Requirement:
Using the entries that follow, count the lines containing the word "Presentations" and give that number by itself.
--- Data records ---
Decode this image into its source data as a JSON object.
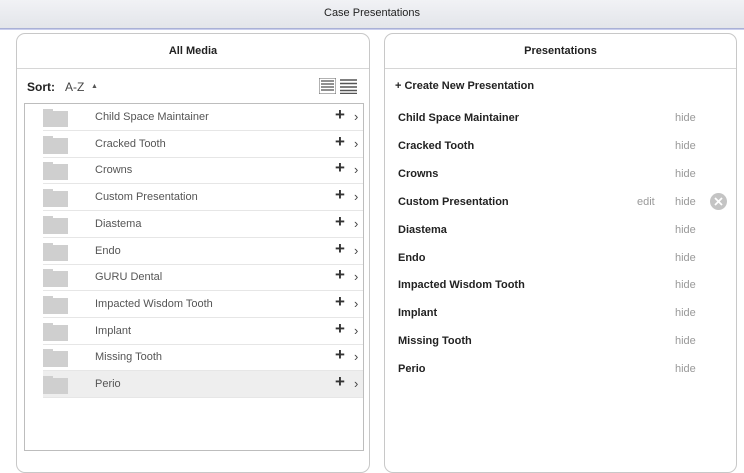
{
  "window": {
    "title": "Case Presentations"
  },
  "left_panel": {
    "title": "All Media",
    "sort_label": "Sort:",
    "sort_value": "A-Z",
    "sort_arrow": "▲",
    "items": [
      {
        "name": "Child Space Maintainer"
      },
      {
        "name": "Cracked Tooth"
      },
      {
        "name": "Crowns"
      },
      {
        "name": "Custom Presentation"
      },
      {
        "name": "Diastema"
      },
      {
        "name": "Endo"
      },
      {
        "name": "GURU Dental"
      },
      {
        "name": "Impacted Wisdom Tooth"
      },
      {
        "name": "Implant"
      },
      {
        "name": "Missing Tooth"
      },
      {
        "name": "Perio",
        "selected": true
      }
    ],
    "add_glyph": "+",
    "chevron_glyph": "›"
  },
  "right_panel": {
    "title": "Presentations",
    "create_label": "+ Create New Presentation",
    "edit_label": "edit",
    "hide_label": "hide",
    "items": [
      {
        "name": "Child Space Maintainer"
      },
      {
        "name": "Cracked Tooth"
      },
      {
        "name": "Crowns"
      },
      {
        "name": "Custom Presentation",
        "editable": true
      },
      {
        "name": "Diastema"
      },
      {
        "name": "Endo"
      },
      {
        "name": "Impacted Wisdom Tooth"
      },
      {
        "name": "Implant"
      },
      {
        "name": "Missing Tooth"
      },
      {
        "name": "Perio"
      }
    ]
  },
  "colors": {
    "folder": "#cfcfcf",
    "selected_row": "#eeeeee",
    "muted_text": "#999999",
    "topbar_border": "#a9b0d6"
  }
}
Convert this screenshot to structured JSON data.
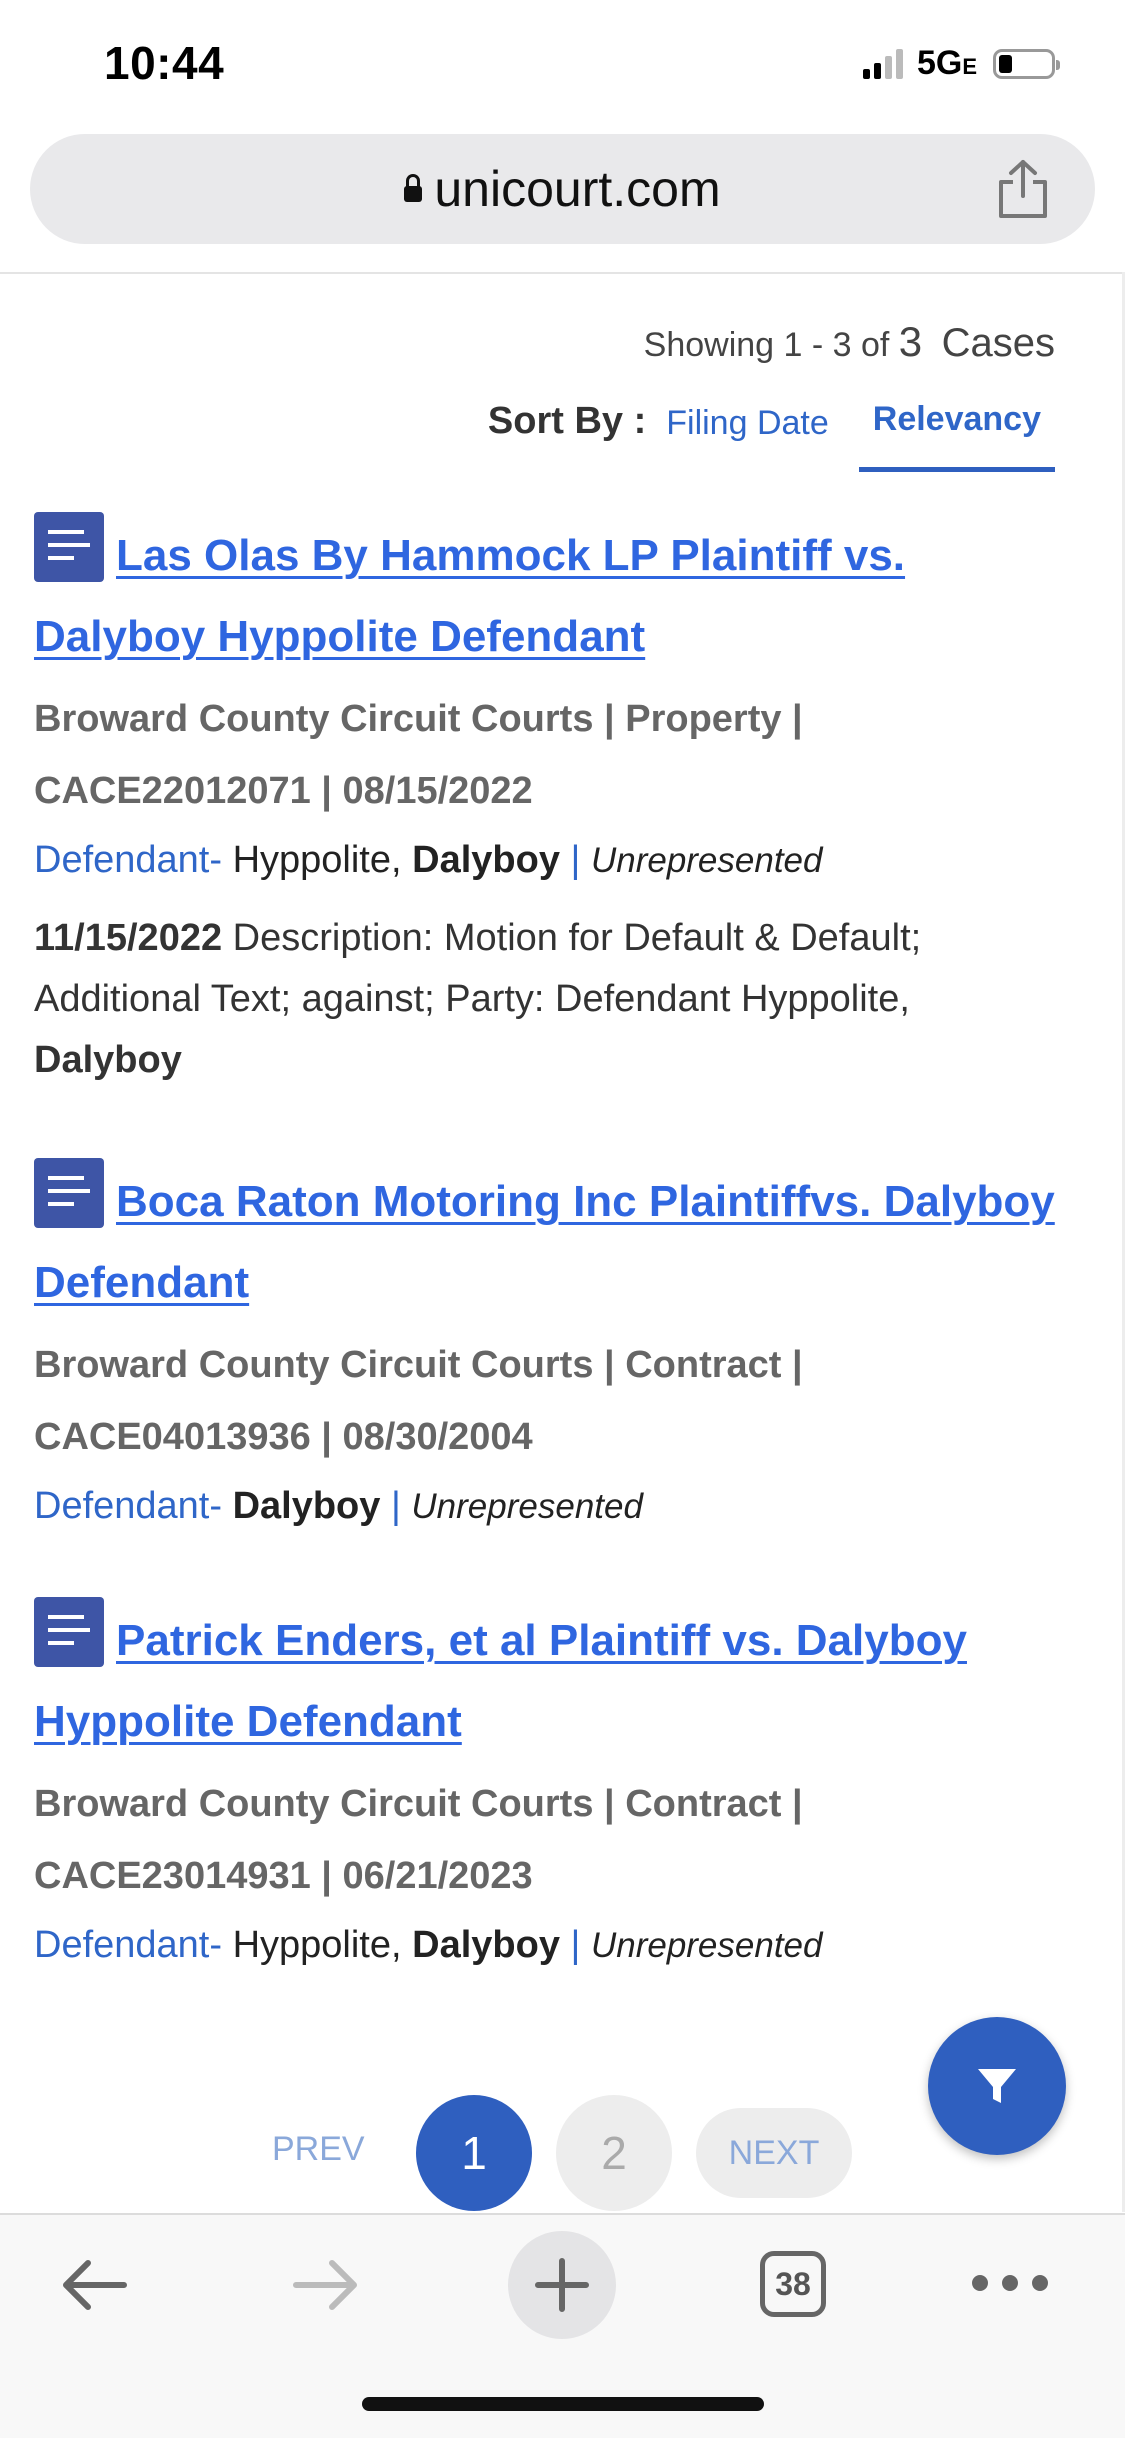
{
  "status_bar": {
    "time": "10:44",
    "network": "5G",
    "network_suffix": "E"
  },
  "browser": {
    "url": "unicourt.com"
  },
  "results": {
    "showing_prefix": "Showing 1 - 3 of",
    "total": "3",
    "unit": "Cases",
    "sort_label": "Sort By :",
    "sort_options": [
      "Filing Date",
      "Relevancy"
    ],
    "active_sort": "Relevancy"
  },
  "cases": [
    {
      "title_line1": "Las Olas By Hammock LP Plaintiff vs.",
      "title_line2": "Dalyboy Hyppolite Defendant",
      "court": "Broward County Circuit Courts",
      "category": "Property",
      "case_number": "CACE22012071",
      "date": "08/15/2022",
      "role": "Defendant-",
      "party_prefix": "Hyppolite,",
      "party_bold": "Dalyboy",
      "representation": "Unrepresented",
      "entry_date": "11/15/2022",
      "entry_line1": "Description: Motion for Default & Default;",
      "entry_line2": "Additional Text; against; Party: Defendant Hyppolite,",
      "entry_line3": "Dalyboy"
    },
    {
      "title_line1": "Boca Raton Motoring Inc Plaintiffvs. Dalyboy",
      "title_line2": "Defendant",
      "court": "Broward County Circuit Courts",
      "category": "Contract",
      "case_number": "CACE04013936",
      "date": "08/30/2004",
      "role": "Defendant-",
      "party_prefix": "",
      "party_bold": "Dalyboy",
      "representation": "Unrepresented"
    },
    {
      "title_line1": "Patrick Enders, et al Plaintiff vs. Dalyboy",
      "title_line2": "Hyppolite Defendant",
      "court": "Broward County Circuit Courts",
      "category": "Contract",
      "case_number": "CACE23014931",
      "date": "06/21/2023",
      "role": "Defendant-",
      "party_prefix": "Hyppolite,",
      "party_bold": "Dalyboy",
      "representation": "Unrepresented"
    }
  ],
  "pagination": {
    "prev": "PREV",
    "pages": [
      "1",
      "2"
    ],
    "current": "1",
    "next": "NEXT"
  },
  "toolbar": {
    "tab_count": "38"
  },
  "icons": {
    "filter": "filter-icon",
    "share": "share-icon",
    "lock": "lock-icon",
    "case": "document-icon"
  },
  "colors": {
    "accent": "#2f5fbf",
    "link": "#2f66e0",
    "doc_icon": "#3e55a6"
  }
}
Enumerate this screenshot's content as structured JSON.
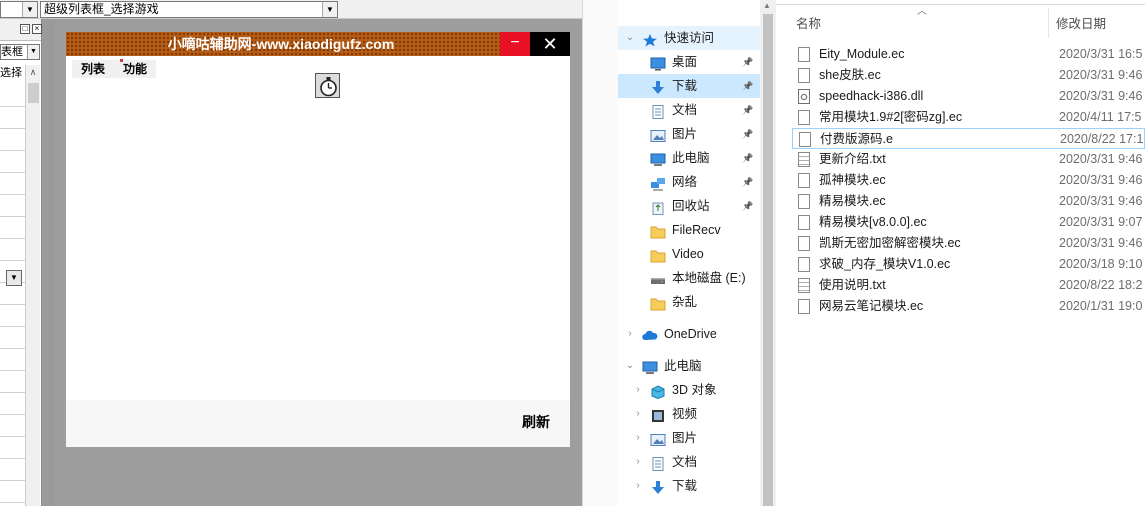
{
  "ide": {
    "combo_left_text": "",
    "combo_main_text": "超级列表框_选择游戏",
    "prop_combo_text": "表框",
    "prop_combo2_text": "选择"
  },
  "designer_window": {
    "title": "小嘀咕辅助网-www.xiaodigufz.com",
    "min_glyph": "−",
    "close_glyph": "✕",
    "tabs": [
      {
        "label": "列表"
      },
      {
        "label": "功能"
      }
    ],
    "refresh_label": "刷新"
  },
  "explorer": {
    "nav": [
      {
        "label": "快速访问",
        "icon": "star-icon",
        "type": "head",
        "expanded": true
      },
      {
        "label": "桌面",
        "icon": "desktop-icon",
        "pinned": true
      },
      {
        "label": "下载",
        "icon": "download-icon",
        "pinned": true,
        "selected": true
      },
      {
        "label": "文档",
        "icon": "document-icon",
        "pinned": true
      },
      {
        "label": "图片",
        "icon": "picture-icon",
        "pinned": true
      },
      {
        "label": "此电脑",
        "icon": "computer-icon",
        "pinned": true
      },
      {
        "label": "网络",
        "icon": "network-icon",
        "pinned": true
      },
      {
        "label": "回收站",
        "icon": "recycle-bin-icon",
        "pinned": true
      },
      {
        "label": "FileRecv",
        "icon": "folder-icon"
      },
      {
        "label": "Video",
        "icon": "folder-icon"
      },
      {
        "label": "本地磁盘 (E:)",
        "icon": "drive-icon"
      },
      {
        "label": "杂乱",
        "icon": "folder-icon"
      },
      {
        "label": "OneDrive",
        "icon": "cloud-icon",
        "type": "root"
      },
      {
        "label": "此电脑",
        "icon": "computer-icon",
        "type": "root",
        "expanded": true
      },
      {
        "label": "3D 对象",
        "icon": "3d-objects-icon"
      },
      {
        "label": "视频",
        "icon": "video-icon"
      },
      {
        "label": "图片",
        "icon": "picture-icon"
      },
      {
        "label": "文档",
        "icon": "document-icon"
      },
      {
        "label": "下载",
        "icon": "download-icon"
      }
    ],
    "columns": {
      "name": "名称",
      "modified": "修改日期"
    },
    "files": [
      {
        "name": "Eity_Module.ec",
        "date": "2020/3/31 16:5",
        "kind": "ec"
      },
      {
        "name": "she皮肤.ec",
        "date": "2020/3/31 9:46",
        "kind": "ec"
      },
      {
        "name": "speedhack-i386.dll",
        "date": "2020/3/31 9:46",
        "kind": "dll"
      },
      {
        "name": "常用模块1.9#2[密码zg].ec",
        "date": "2020/4/11 17:5",
        "kind": "ec"
      },
      {
        "name": "付费版源码.e",
        "date": "2020/8/22 17:1",
        "kind": "e",
        "focused": true
      },
      {
        "name": "更新介绍.txt",
        "date": "2020/3/31 9:46",
        "kind": "txt"
      },
      {
        "name": "孤神模块.ec",
        "date": "2020/3/31 9:46",
        "kind": "ec"
      },
      {
        "name": "精易模块.ec",
        "date": "2020/3/31 9:46",
        "kind": "ec"
      },
      {
        "name": "精易模块[v8.0.0].ec",
        "date": "2020/3/31 9:07",
        "kind": "ec"
      },
      {
        "name": "凯斯无密加密解密模块.ec",
        "date": "2020/3/31 9:46",
        "kind": "ec"
      },
      {
        "name": "求破_内存_模块V1.0.ec",
        "date": "2020/3/18 9:10",
        "kind": "ec"
      },
      {
        "name": "使用说明.txt",
        "date": "2020/8/22 18:2",
        "kind": "txt"
      },
      {
        "name": "网易云笔记模块.ec",
        "date": "2020/1/31 19:0",
        "kind": "ec"
      }
    ]
  },
  "colors": {
    "titlebar": "#b55b14",
    "minimize_bg": "#e81123",
    "close_bg": "#000000",
    "nav_selected": "#cce8ff"
  }
}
---
Solution:
2